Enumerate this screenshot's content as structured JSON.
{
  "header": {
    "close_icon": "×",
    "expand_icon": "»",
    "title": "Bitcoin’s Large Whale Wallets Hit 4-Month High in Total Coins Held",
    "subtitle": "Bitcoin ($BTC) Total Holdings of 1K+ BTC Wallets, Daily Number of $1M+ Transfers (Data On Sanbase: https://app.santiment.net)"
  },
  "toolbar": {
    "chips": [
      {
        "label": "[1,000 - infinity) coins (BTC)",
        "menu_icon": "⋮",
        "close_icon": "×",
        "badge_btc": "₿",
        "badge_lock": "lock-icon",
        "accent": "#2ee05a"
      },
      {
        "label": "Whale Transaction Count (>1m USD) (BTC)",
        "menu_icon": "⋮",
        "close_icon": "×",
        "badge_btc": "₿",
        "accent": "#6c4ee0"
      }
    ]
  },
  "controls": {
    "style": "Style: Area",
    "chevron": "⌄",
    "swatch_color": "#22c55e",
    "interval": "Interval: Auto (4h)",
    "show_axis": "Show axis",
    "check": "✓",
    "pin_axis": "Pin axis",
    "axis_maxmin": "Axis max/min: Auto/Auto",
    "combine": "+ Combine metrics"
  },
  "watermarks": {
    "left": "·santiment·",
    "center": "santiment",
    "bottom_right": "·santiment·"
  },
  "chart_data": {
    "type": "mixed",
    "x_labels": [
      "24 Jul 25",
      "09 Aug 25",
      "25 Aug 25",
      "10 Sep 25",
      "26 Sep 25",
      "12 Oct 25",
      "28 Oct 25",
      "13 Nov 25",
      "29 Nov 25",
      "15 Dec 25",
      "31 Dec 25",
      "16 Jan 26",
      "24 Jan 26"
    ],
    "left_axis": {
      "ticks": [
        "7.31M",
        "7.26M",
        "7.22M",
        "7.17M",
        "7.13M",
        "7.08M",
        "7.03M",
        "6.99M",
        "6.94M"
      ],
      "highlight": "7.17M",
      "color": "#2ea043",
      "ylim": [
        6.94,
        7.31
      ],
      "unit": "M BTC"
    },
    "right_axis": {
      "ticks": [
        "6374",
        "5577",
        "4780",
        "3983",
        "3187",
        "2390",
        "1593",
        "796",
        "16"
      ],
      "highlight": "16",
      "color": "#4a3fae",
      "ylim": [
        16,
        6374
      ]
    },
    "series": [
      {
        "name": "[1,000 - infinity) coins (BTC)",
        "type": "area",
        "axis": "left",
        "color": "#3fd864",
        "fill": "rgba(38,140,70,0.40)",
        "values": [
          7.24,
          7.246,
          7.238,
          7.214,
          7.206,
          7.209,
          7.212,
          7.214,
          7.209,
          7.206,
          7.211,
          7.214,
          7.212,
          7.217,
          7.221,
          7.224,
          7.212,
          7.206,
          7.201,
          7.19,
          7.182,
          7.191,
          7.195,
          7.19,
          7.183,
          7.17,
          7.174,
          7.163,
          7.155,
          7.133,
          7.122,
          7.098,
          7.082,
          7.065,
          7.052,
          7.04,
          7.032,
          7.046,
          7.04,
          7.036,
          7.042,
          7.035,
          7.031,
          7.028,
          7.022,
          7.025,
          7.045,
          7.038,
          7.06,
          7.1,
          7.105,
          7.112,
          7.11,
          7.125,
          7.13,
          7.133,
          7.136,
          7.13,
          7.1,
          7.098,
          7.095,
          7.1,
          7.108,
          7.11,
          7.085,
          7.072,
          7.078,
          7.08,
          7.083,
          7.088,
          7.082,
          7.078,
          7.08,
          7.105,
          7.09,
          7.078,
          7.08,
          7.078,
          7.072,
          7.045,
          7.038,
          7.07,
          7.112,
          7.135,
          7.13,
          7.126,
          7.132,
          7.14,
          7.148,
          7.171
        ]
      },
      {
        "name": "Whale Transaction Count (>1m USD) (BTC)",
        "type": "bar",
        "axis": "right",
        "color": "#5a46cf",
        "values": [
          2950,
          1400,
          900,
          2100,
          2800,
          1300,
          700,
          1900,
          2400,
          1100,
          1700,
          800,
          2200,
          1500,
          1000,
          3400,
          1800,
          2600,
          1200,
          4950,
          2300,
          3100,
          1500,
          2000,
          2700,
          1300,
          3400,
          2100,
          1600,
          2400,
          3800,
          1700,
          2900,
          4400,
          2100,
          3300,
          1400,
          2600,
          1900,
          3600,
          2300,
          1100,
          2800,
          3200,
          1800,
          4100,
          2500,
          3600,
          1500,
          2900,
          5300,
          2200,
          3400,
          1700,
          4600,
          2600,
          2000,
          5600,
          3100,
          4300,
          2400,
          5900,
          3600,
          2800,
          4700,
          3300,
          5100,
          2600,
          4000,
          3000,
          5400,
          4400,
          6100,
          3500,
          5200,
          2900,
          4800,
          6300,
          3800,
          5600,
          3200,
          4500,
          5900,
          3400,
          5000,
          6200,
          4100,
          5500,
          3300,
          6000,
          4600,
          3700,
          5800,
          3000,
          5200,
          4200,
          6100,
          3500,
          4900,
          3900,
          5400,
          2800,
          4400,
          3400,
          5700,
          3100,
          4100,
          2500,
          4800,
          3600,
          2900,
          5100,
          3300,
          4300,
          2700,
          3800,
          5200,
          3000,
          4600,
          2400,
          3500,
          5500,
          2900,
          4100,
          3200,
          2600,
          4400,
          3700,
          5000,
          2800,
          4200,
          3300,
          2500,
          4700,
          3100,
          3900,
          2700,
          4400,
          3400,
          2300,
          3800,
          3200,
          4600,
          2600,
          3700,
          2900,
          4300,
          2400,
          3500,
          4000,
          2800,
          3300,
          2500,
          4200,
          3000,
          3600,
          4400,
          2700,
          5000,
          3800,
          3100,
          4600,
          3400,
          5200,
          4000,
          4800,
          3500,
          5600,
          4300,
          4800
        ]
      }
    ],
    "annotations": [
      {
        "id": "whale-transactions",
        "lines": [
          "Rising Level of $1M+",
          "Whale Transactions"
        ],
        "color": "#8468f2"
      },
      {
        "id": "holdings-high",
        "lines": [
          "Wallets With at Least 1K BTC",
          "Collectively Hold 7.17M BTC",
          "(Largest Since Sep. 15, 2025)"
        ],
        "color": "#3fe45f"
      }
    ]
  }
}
=-=-=
### STATED GOAL
Each line of the listing above should be output exactly.

### REPLY TO THE TASK
Enumerate this screenshot's content as structured JSON.
{
  "header": {
    "close_icon": "×",
    "expand_icon": "»",
    "title": "Bitcoin’s Large Whale Wallets Hit 4-Month High in Total Coins Held",
    "subtitle": "Bitcoin ($BTC) Total Holdings of 1K+ BTC Wallets, Daily Number of $1M+ Transfers (Data On Sanbase: https://app.santiment.net)"
  },
  "toolbar": {
    "chips": [
      {
        "label": "[1,000 - infinity) coins (BTC)",
        "menu_icon": "⋮",
        "close_icon": "×",
        "badge_btc": "₿",
        "badge_lock": "lock-icon",
        "accent": "#2ee05a"
      },
      {
        "label": "Whale Transaction Count (>1m USD) (BTC)",
        "menu_icon": "⋮",
        "close_icon": "×",
        "badge_btc": "₿",
        "accent": "#6c4ee0"
      }
    ]
  },
  "controls": {
    "style": "Style: Area",
    "chevron": "⌄",
    "swatch_color": "#22c55e",
    "interval": "Interval: Auto (4h)",
    "show_axis": "Show axis",
    "check": "✓",
    "pin_axis": "Pin axis",
    "axis_maxmin": "Axis max/min: Auto/Auto",
    "combine": "+ Combine metrics"
  },
  "watermarks": {
    "left": "·santiment·",
    "center": "santiment",
    "bottom_right": "·santiment·"
  },
  "chart_data": {
    "type": "mixed",
    "x_labels": [
      "24 Jul 25",
      "09 Aug 25",
      "25 Aug 25",
      "10 Sep 25",
      "26 Sep 25",
      "12 Oct 25",
      "28 Oct 25",
      "13 Nov 25",
      "29 Nov 25",
      "15 Dec 25",
      "31 Dec 25",
      "16 Jan 26",
      "24 Jan 26"
    ],
    "left_axis": {
      "ticks": [
        "7.31M",
        "7.26M",
        "7.22M",
        "7.17M",
        "7.13M",
        "7.08M",
        "7.03M",
        "6.99M",
        "6.94M"
      ],
      "highlight": "7.17M",
      "color": "#2ea043",
      "ylim": [
        6.94,
        7.31
      ],
      "unit": "M BTC"
    },
    "right_axis": {
      "ticks": [
        "6374",
        "5577",
        "4780",
        "3983",
        "3187",
        "2390",
        "1593",
        "796",
        "16"
      ],
      "highlight": "16",
      "color": "#4a3fae",
      "ylim": [
        16,
        6374
      ]
    },
    "series": [
      {
        "name": "[1,000 - infinity) coins (BTC)",
        "type": "area",
        "axis": "left",
        "color": "#3fd864",
        "fill": "rgba(38,140,70,0.40)",
        "values": [
          7.24,
          7.246,
          7.238,
          7.214,
          7.206,
          7.209,
          7.212,
          7.214,
          7.209,
          7.206,
          7.211,
          7.214,
          7.212,
          7.217,
          7.221,
          7.224,
          7.212,
          7.206,
          7.201,
          7.19,
          7.182,
          7.191,
          7.195,
          7.19,
          7.183,
          7.17,
          7.174,
          7.163,
          7.155,
          7.133,
          7.122,
          7.098,
          7.082,
          7.065,
          7.052,
          7.04,
          7.032,
          7.046,
          7.04,
          7.036,
          7.042,
          7.035,
          7.031,
          7.028,
          7.022,
          7.025,
          7.045,
          7.038,
          7.06,
          7.1,
          7.105,
          7.112,
          7.11,
          7.125,
          7.13,
          7.133,
          7.136,
          7.13,
          7.1,
          7.098,
          7.095,
          7.1,
          7.108,
          7.11,
          7.085,
          7.072,
          7.078,
          7.08,
          7.083,
          7.088,
          7.082,
          7.078,
          7.08,
          7.105,
          7.09,
          7.078,
          7.08,
          7.078,
          7.072,
          7.045,
          7.038,
          7.07,
          7.112,
          7.135,
          7.13,
          7.126,
          7.132,
          7.14,
          7.148,
          7.171
        ]
      },
      {
        "name": "Whale Transaction Count (>1m USD) (BTC)",
        "type": "bar",
        "axis": "right",
        "color": "#5a46cf",
        "values": [
          2950,
          1400,
          900,
          2100,
          2800,
          1300,
          700,
          1900,
          2400,
          1100,
          1700,
          800,
          2200,
          1500,
          1000,
          3400,
          1800,
          2600,
          1200,
          4950,
          2300,
          3100,
          1500,
          2000,
          2700,
          1300,
          3400,
          2100,
          1600,
          2400,
          3800,
          1700,
          2900,
          4400,
          2100,
          3300,
          1400,
          2600,
          1900,
          3600,
          2300,
          1100,
          2800,
          3200,
          1800,
          4100,
          2500,
          3600,
          1500,
          2900,
          5300,
          2200,
          3400,
          1700,
          4600,
          2600,
          2000,
          5600,
          3100,
          4300,
          2400,
          5900,
          3600,
          2800,
          4700,
          3300,
          5100,
          2600,
          4000,
          3000,
          5400,
          4400,
          6100,
          3500,
          5200,
          2900,
          4800,
          6300,
          3800,
          5600,
          3200,
          4500,
          5900,
          3400,
          5000,
          6200,
          4100,
          5500,
          3300,
          6000,
          4600,
          3700,
          5800,
          3000,
          5200,
          4200,
          6100,
          3500,
          4900,
          3900,
          5400,
          2800,
          4400,
          3400,
          5700,
          3100,
          4100,
          2500,
          4800,
          3600,
          2900,
          5100,
          3300,
          4300,
          2700,
          3800,
          5200,
          3000,
          4600,
          2400,
          3500,
          5500,
          2900,
          4100,
          3200,
          2600,
          4400,
          3700,
          5000,
          2800,
          4200,
          3300,
          2500,
          4700,
          3100,
          3900,
          2700,
          4400,
          3400,
          2300,
          3800,
          3200,
          4600,
          2600,
          3700,
          2900,
          4300,
          2400,
          3500,
          4000,
          2800,
          3300,
          2500,
          4200,
          3000,
          3600,
          4400,
          2700,
          5000,
          3800,
          3100,
          4600,
          3400,
          5200,
          4000,
          4800,
          3500,
          5600,
          4300,
          4800
        ]
      }
    ],
    "annotations": [
      {
        "id": "whale-transactions",
        "lines": [
          "Rising Level of $1M+",
          "Whale Transactions"
        ],
        "color": "#8468f2"
      },
      {
        "id": "holdings-high",
        "lines": [
          "Wallets With at Least 1K BTC",
          "Collectively Hold 7.17M BTC",
          "(Largest Since Sep. 15, 2025)"
        ],
        "color": "#3fe45f"
      }
    ]
  }
}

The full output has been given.